◆ PROBLEM: Reproduce exactly the lines beginning with the line that contains "What does this" and ending at the final line of the material below.

◆ DATA FOR PROCESSING:
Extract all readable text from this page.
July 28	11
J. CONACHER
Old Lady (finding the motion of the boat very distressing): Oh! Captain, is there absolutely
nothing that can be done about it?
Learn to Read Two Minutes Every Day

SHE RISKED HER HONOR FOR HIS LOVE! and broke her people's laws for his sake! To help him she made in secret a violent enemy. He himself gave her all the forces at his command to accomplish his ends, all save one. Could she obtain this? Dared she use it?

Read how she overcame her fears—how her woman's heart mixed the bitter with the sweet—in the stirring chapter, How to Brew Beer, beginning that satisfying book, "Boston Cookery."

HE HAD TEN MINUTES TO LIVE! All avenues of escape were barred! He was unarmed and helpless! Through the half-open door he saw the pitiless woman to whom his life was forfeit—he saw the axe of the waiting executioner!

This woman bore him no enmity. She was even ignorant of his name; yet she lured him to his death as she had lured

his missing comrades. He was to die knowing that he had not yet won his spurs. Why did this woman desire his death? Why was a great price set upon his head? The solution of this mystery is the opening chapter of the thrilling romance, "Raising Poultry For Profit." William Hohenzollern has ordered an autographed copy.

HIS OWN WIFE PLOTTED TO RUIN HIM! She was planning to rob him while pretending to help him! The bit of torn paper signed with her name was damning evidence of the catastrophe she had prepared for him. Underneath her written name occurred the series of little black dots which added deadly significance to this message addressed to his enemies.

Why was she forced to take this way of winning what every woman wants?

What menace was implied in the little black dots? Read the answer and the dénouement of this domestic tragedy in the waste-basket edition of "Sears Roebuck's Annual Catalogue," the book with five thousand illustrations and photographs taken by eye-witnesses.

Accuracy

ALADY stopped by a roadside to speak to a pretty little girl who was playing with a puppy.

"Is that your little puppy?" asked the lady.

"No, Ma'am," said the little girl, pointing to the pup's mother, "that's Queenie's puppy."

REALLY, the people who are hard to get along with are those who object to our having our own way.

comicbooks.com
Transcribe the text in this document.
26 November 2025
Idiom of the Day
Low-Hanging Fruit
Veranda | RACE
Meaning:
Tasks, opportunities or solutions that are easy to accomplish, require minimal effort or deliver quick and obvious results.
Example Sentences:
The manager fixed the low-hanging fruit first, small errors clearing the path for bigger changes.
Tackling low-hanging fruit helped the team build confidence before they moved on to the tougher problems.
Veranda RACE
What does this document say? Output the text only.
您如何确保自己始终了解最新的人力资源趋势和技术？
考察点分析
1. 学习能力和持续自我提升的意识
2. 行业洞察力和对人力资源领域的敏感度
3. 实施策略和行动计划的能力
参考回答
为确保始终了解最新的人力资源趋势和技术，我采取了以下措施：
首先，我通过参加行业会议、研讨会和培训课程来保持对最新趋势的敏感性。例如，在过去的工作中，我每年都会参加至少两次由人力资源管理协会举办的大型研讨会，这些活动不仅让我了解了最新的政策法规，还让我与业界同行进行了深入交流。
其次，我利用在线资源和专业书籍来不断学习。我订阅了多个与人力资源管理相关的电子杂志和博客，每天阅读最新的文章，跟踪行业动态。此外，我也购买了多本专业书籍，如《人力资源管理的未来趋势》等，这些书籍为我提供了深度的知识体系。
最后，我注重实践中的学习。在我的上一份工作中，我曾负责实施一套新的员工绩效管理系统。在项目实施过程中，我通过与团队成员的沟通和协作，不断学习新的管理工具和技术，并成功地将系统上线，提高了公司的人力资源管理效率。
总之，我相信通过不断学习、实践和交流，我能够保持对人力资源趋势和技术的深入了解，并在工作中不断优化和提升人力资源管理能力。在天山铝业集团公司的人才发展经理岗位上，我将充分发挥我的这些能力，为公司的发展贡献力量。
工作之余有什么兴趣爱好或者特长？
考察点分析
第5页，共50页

◆ RESULT:
What does this document say? Output the text only.
您如何确保自己始终了解最新的人力资源趋势和技术？
考察点分析
1. 学习能力和持续自我提升的意识
2. 行业洞察力和对人力资源领域的敏感度
3. 实施策略和行动计划的能力
参考回答
为确保始终了解最新的人力资源趋势和技术，我采取了以下措施：
首先，我通过参加行业会议、研讨会和培训课程来保持对最新趋势的敏感性。例如，在过去的工作中，我每年都会参加至少两次由人力资源管理协会举办的大型研讨会，这些活动不仅让我了解了最新的政策法规，还让我与业界同行进行了深入交流。
其次，我利用在线资源和专业书籍来不断学习。我订阅了多个与人力资源管理相关的电子杂志和博客，每天阅读最新的文章，跟踪行业动态。此外，我也购买了多本专业书籍，如《人力资源管理的未来趋势》等，这些书籍为我提供了深度的知识体系。
最后，我注重实践中的学习。在我的上一份工作中，我曾负责实施一套新的员工绩效管理系统。在项目实施过程中，我通过与团队成员的沟通和协作，不断学习新的管理工具和技术，并成功地将系统上线，提高了公司的人力资源管理效率。
总之，我相信通过不断学习、实践和交流，我能够保持对人力资源趋势和技术的深入了解，并在工作中不断优化和提升人力资源管理能力。在天山铝业集团公司的人才发展经理岗位上，我将充分发挥我的这些能力，为公司的发展贡献力量。
工作之余有什么兴趣爱好或者特长？
考察点分析
第5页，共50页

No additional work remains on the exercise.